[Lines of data]
Begin
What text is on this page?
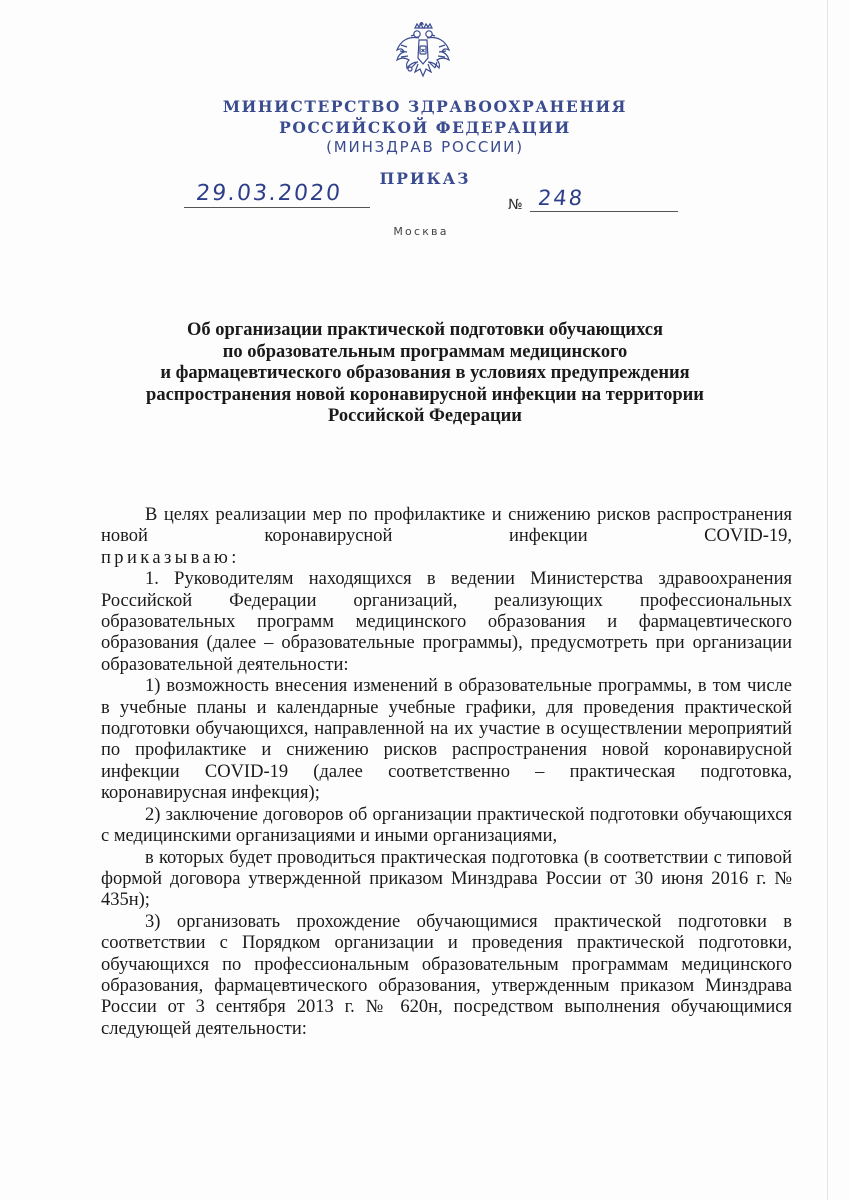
МИНИСТЕРСТВО ЗДРАВООХРАНЕНИЯ
РОССИЙСКОЙ ФЕДЕРАЦИИ
(МИНЗДРАВ РОССИИ)
ПРИКАЗ
29.03.2020	№ 248
Москва
Об организации практической подготовки обучающихся
по образовательным программам медицинского
и фармацевтического образования в условиях предупреждения
распространения новой коронавирусной инфекции на территории
Российской Федерации

В целях реализации мер по профилактике и снижению рисков распространения новой коронавирусной инфекции COVID-19,

приказываю:

1. Руководителям находящихся в ведении Министерства здравоохранения Российской Федерации организаций, реализующих профессиональных образовательных программ медицинского образования и фармацевтического образования (далее – образовательные программы), предусмотреть при организации образовательной деятельности:

1) возможность внесения изменений в образовательные программы, в том числе в учебные планы и календарные учебные графики, для проведения практической подготовки обучающихся, направленной на их участие в осуществлении мероприятий по профилактике и снижению рисков распространения новой коронавирусной инфекции COVID-19 (далее соответственно – практическая подготовка, коронавирусная инфекция);

2) заключение договоров об организации практической подготовки обучающихся с медицинскими организациями и иными организациями,

в которых будет проводиться практическая подготовка (в соответствии с типовой формой договора утвержденной приказом Минздрава России от 30 июня 2016 г. № 435н);

3) организовать прохождение обучающимися практической подготовки в соответствии с Порядком организации и проведения практической подготовки, обучающихся по профессиональным образовательным программам медицинского образования, фармацевтического образования, утвержденным приказом Минздрава России от 3 сентября 2013 г. № 620н, посредством выполнения обучающимися следующей деятельности:
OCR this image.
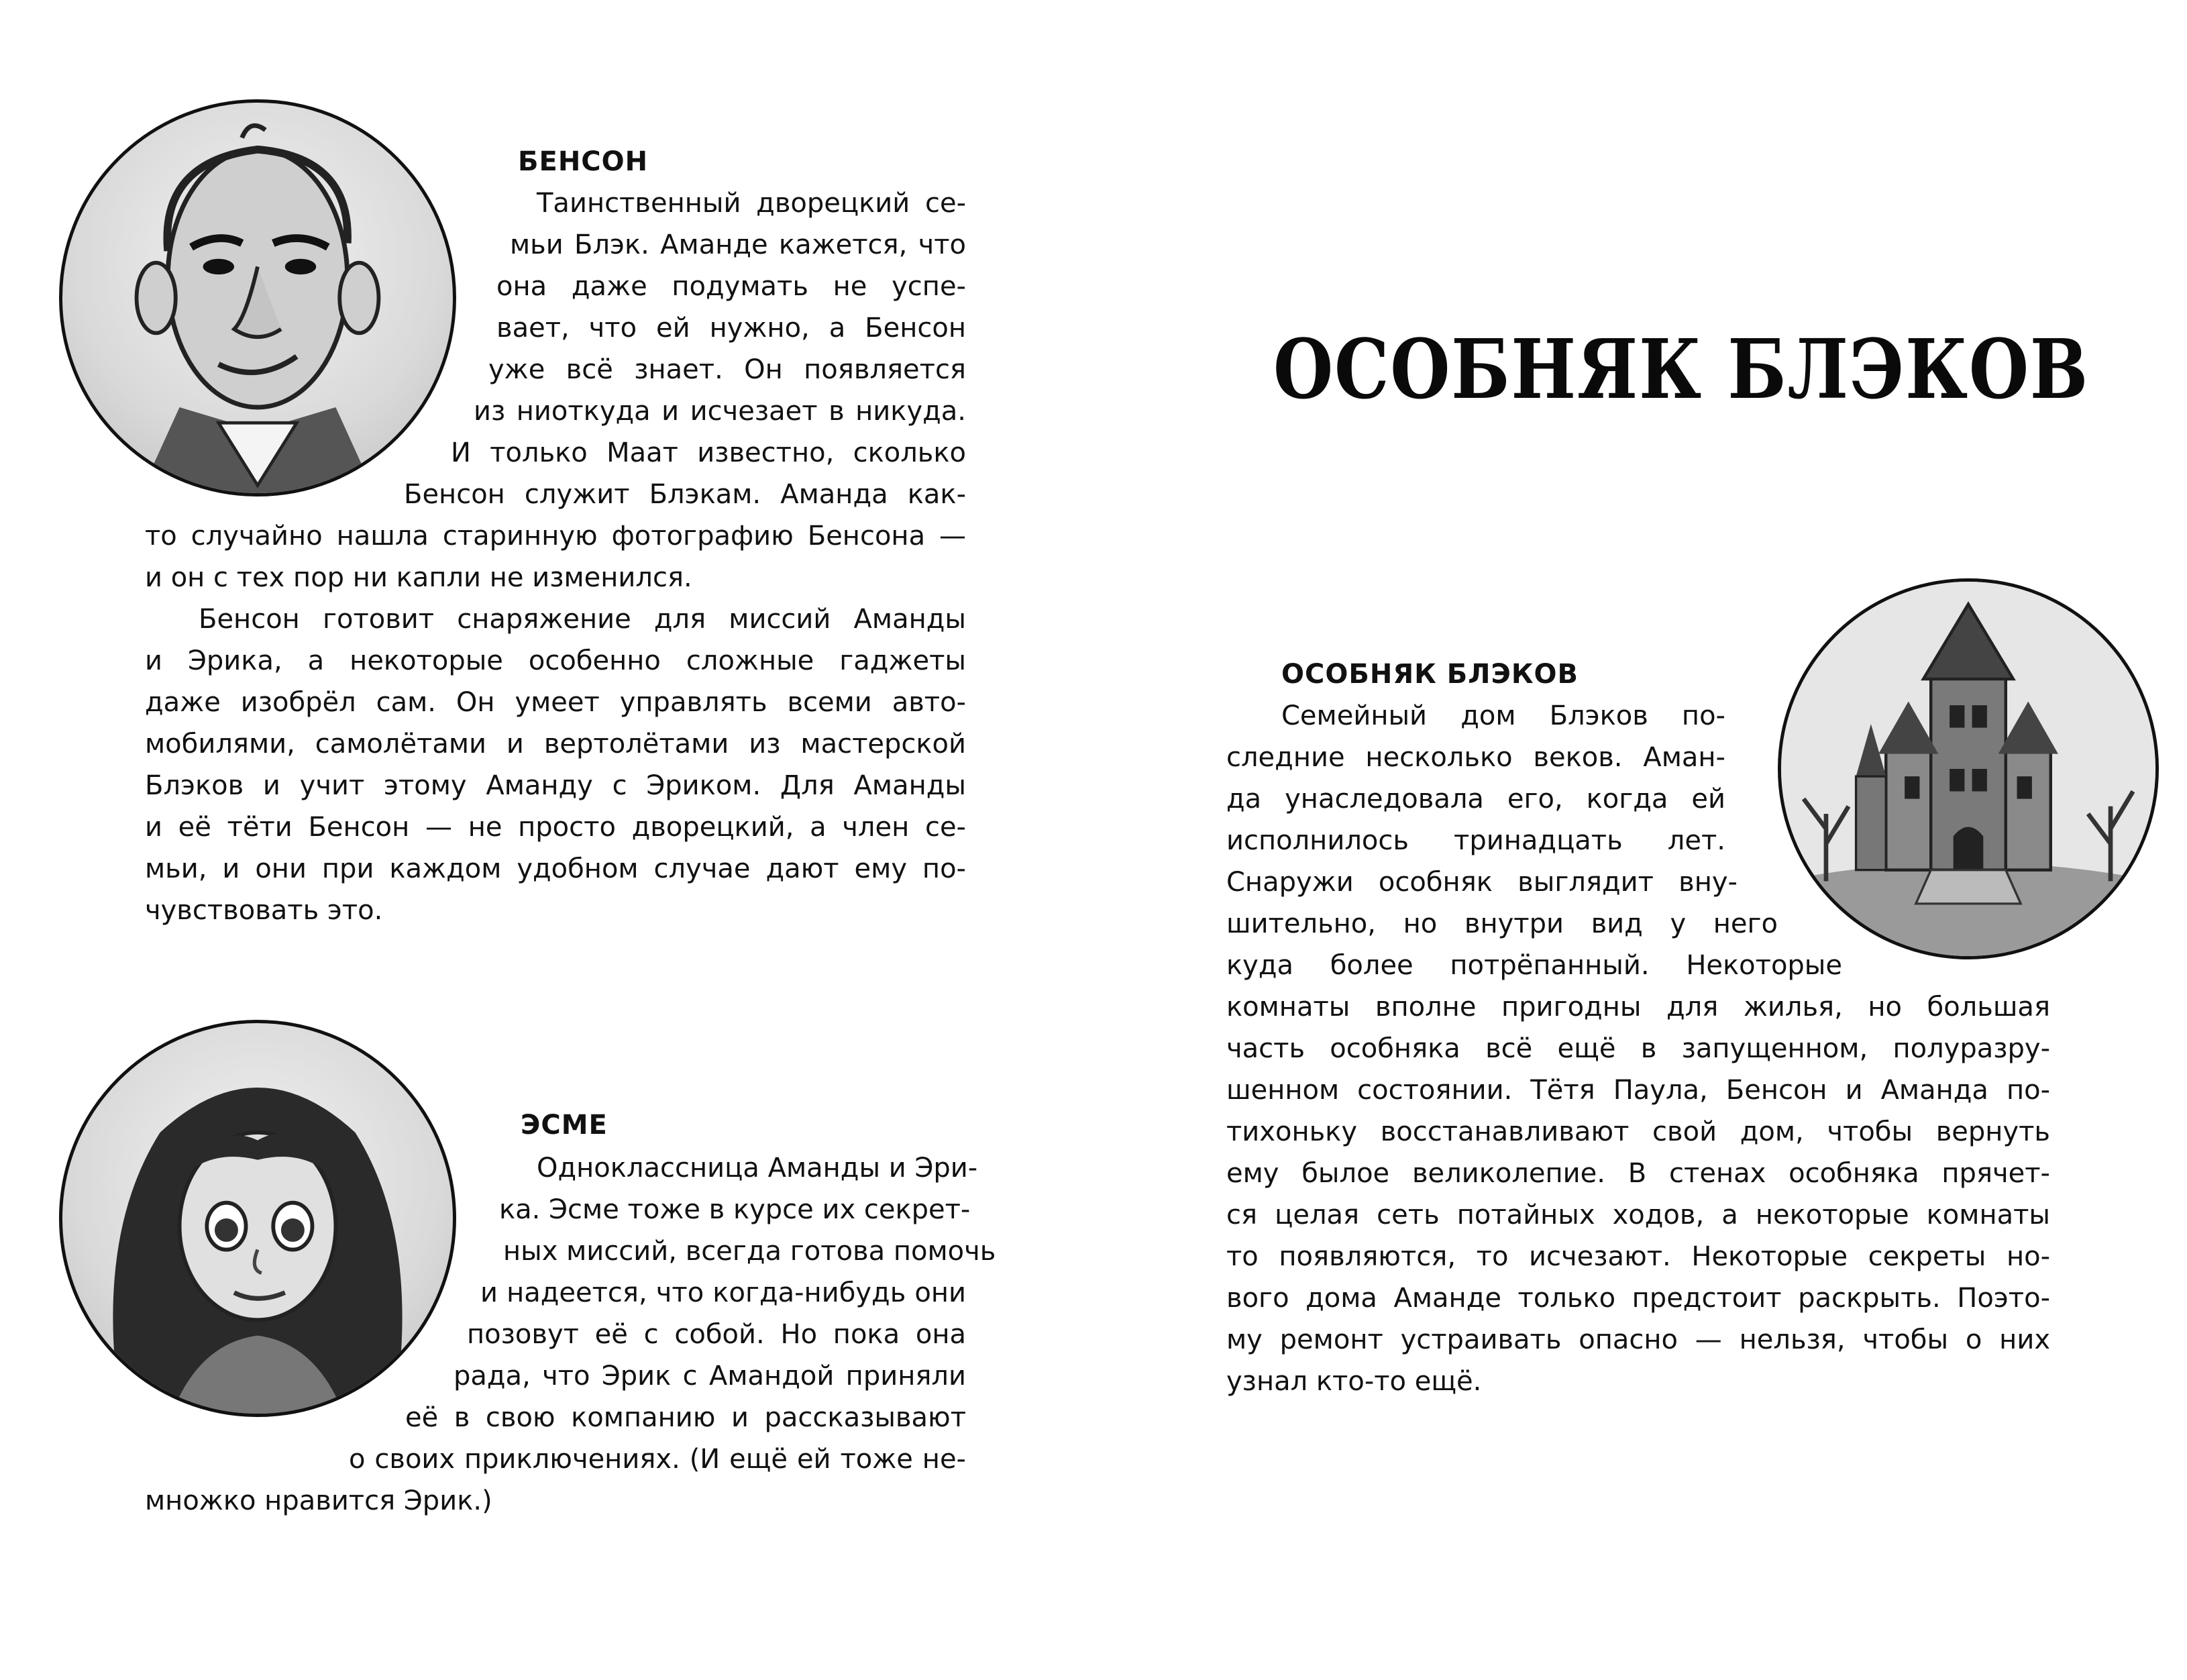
БЕНСОН
Таинственный дворецкий се-
мьи Блэк. Аманде кажется, что
она даже подумать не успе-
вает, что ей нужно, а Бенсон
уже всё знает. Он появляется
из ниоткуда и исчезает в никуда.
И только Маат известно, сколько
Бенсон служит Блэкам. Аманда как-
то случайно нашла старинную фотографию Бенсона —
и он с тех пор ни капли не изменился.
Бенсон готовит снаряжение для миссий Аманды
и Эрика, а некоторые особенно сложные гаджеты
даже изобрёл сам. Он умеет управлять всеми авто-
мобилями, самолётами и вертолётами из мастерской
Блэков и учит этому Аманду с Эриком. Для Аманды
и её тёти Бенсон — не просто дворецкий, а член се-
мьи, и они при каждом удобном случае дают ему по-
чувствовать это.
ЭСМЕ
Одноклассница Аманды и Эри-
ка. Эсме тоже в курсе их секрет-
ных миссий, всегда готова помочь
и надеется, что когда-нибудь они
позовут её с собой. Но пока она
рада, что Эрик с Амандой приняли
её в свою компанию и рассказывают
о своих приключениях. (И ещё ей тоже не-
множко нравится Эрик.)
ОСОБНЯК БЛЭКОВ
ОСОБНЯК БЛЭКОВ
Семейный дом Блэков по-
следние несколько веков. Аман-
да унаследовала его, когда ей
исполнилось тринадцать лет.
Снаружи особняк выглядит вну-
шительно, но внутри вид у него
куда более потрёпанный. Некоторые
комнаты вполне пригодны для жилья, но большая
часть особняка всё ещё в запущенном, полуразру-
шенном состоянии. Тётя Паула, Бенсон и Аманда по-
тихоньку восстанавливают свой дом, чтобы вернуть
ему былое великолепие. В стенах особняка прячет-
ся целая сеть потайных ходов, а некоторые комнаты
то появляются, то исчезают. Некоторые секреты но-
вого дома Аманде только предстоит раскрыть. Поэто-
му ремонт устраивать опасно — нельзя, чтобы о них
узнал кто-то ещё.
End
Pictures are excluded; copy all other data exactly as shown.

What text is on this page?
МИНИСТЕРСТВО ЗДРАВООХРАНЕНИЯ
РОССИЙСКОЙ ФЕДЕРАЦИИ
(МИНЗДРАВ РОССИИ)
ПРИКАЗ
29.03.2020	№ 248
Москва
Об организации практической подготовки обучающихся
по образовательным программам медицинского
и фармацевтического образования в условиях предупреждения
распространения новой коронавирусной инфекции на территории
Российской Федерации

В целях реализации мер по профилактике и снижению рисков распространения новой коронавирусной инфекции COVID-19,

приказываю:

1. Руководителям находящихся в ведении Министерства здравоохранения Российской Федерации организаций, реализующих профессиональных образовательных программ медицинского образования и фармацевтического образования (далее – образовательные программы), предусмотреть при организации образовательной деятельности:

1) возможность внесения изменений в образовательные программы, в том числе в учебные планы и календарные учебные графики, для проведения практической подготовки обучающихся, направленной на их участие в осуществлении мероприятий по профилактике и снижению рисков распространения новой коронавирусной инфекции COVID-19 (далее соответственно – практическая подготовка, коронавирусная инфекция);

2) заключение договоров об организации практической подготовки обучающихся с медицинскими организациями и иными организациями,

в которых будет проводиться практическая подготовка (в соответствии с типовой формой договора утвержденной приказом Минздрава России от 30 июня 2016 г. № 435н);

3) организовать прохождение обучающимися практической подготовки в соответствии с Порядком организации и проведения практической подготовки, обучающихся по профессиональным образовательным программам медицинского образования, фармацевтического образования, утвержденным приказом Минздрава России от 3 сентября 2013 г. № 620н, посредством выполнения обучающимися следующей деятельности:
OCR this image.
БЕНСОН
Таинственный дворецкий се-
мьи Блэк. Аманде кажется, что
она даже подумать не успе-
вает, что ей нужно, а Бенсон
уже всё знает. Он появляется
из ниоткуда и исчезает в никуда.
И только Маат известно, сколько
Бенсон служит Блэкам. Аманда как-
то случайно нашла старинную фотографию Бенсона —
и он с тех пор ни капли не изменился.
Бенсон готовит снаряжение для миссий Аманды
и Эрика, а некоторые особенно сложные гаджеты
даже изобрёл сам. Он умеет управлять всеми авто-
мобилями, самолётами и вертолётами из мастерской
Блэков и учит этому Аманду с Эриком. Для Аманды
и её тёти Бенсон — не просто дворецкий, а член се-
мьи, и они при каждом удобном случае дают ему по-
чувствовать это.
ЭСМЕ
Одноклассница Аманды и Эри-
ка. Эсме тоже в курсе их секрет-
ных миссий, всегда готова помочь
и надеется, что когда-нибудь они
позовут её с собой. Но пока она
рада, что Эрик с Амандой приняли
её в свою компанию и рассказывают
о своих приключениях. (И ещё ей тоже не-
множко нравится Эрик.)
ОСОБНЯК БЛЭКОВ
ОСОБНЯК БЛЭКОВ
Семейный дом Блэков по-
следние несколько веков. Аман-
да унаследовала его, когда ей
исполнилось тринадцать лет.
Снаружи особняк выглядит вну-
шительно, но внутри вид у него
куда более потрёпанный. Некоторые
комнаты вполне пригодны для жилья, но большая
часть особняка всё ещё в запущенном, полуразру-
шенном состоянии. Тётя Паула, Бенсон и Аманда по-
тихоньку восстанавливают свой дом, чтобы вернуть
ему былое великолепие. В стенах особняка прячет-
ся целая сеть потайных ходов, а некоторые комнаты
то появляются, то исчезают. Некоторые секреты но-
вого дома Аманде только предстоит раскрыть. Поэто-
му ремонт устраивать опасно — нельзя, чтобы о них
узнал кто-то ещё.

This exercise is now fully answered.